| PROBLEM REQUIREMENTS |
All lines holding the string "affection" are to be shown.
★ ★ ★ ★
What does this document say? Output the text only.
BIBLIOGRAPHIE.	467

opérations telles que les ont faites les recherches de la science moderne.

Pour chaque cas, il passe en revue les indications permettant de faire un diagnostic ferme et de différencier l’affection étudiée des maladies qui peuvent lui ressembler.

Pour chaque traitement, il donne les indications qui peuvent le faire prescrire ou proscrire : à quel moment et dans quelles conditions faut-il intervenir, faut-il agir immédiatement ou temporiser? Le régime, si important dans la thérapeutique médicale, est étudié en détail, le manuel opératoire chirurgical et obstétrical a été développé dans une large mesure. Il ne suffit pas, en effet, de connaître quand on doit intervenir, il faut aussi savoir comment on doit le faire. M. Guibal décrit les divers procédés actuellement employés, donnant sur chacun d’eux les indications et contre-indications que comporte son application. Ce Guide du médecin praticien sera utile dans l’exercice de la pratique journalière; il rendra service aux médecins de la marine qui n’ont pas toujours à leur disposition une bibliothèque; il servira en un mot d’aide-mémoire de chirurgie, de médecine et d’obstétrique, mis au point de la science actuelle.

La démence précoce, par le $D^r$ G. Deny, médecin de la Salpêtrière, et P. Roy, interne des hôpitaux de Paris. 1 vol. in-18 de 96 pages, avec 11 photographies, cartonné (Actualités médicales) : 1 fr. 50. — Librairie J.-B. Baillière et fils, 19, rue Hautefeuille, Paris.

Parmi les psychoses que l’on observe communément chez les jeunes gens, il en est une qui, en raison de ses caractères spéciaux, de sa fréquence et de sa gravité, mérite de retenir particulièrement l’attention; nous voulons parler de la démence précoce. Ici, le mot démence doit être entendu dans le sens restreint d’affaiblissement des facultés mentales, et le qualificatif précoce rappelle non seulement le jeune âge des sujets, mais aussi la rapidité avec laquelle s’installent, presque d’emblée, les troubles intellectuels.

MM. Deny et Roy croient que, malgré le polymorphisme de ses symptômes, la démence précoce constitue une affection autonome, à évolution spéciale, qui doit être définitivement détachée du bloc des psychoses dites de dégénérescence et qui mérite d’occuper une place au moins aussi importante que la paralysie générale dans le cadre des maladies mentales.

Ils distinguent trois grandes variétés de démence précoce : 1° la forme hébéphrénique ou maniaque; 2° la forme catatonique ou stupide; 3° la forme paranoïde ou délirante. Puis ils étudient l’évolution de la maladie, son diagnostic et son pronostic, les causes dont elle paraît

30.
★ ★ ★ ★
| TASK SOLUTION |
Pour chaque cas, il passe en revue les indications permettant de faire un diagnostic ferme et de différencier l’affection étudiée des maladies qui peuvent lui ressembler.
MM. Deny et Roy croient que, malgré le polymorphisme de ses symptômes, la démence précoce constitue une affection autonome, à évolution spéciale, qui doit être définitivement détachée du bloc des psychoses dites de dégénérescence et qui mérite d’occuper une place au moins aussi importante que la paralysie générale dans le cadre des maladies mentales.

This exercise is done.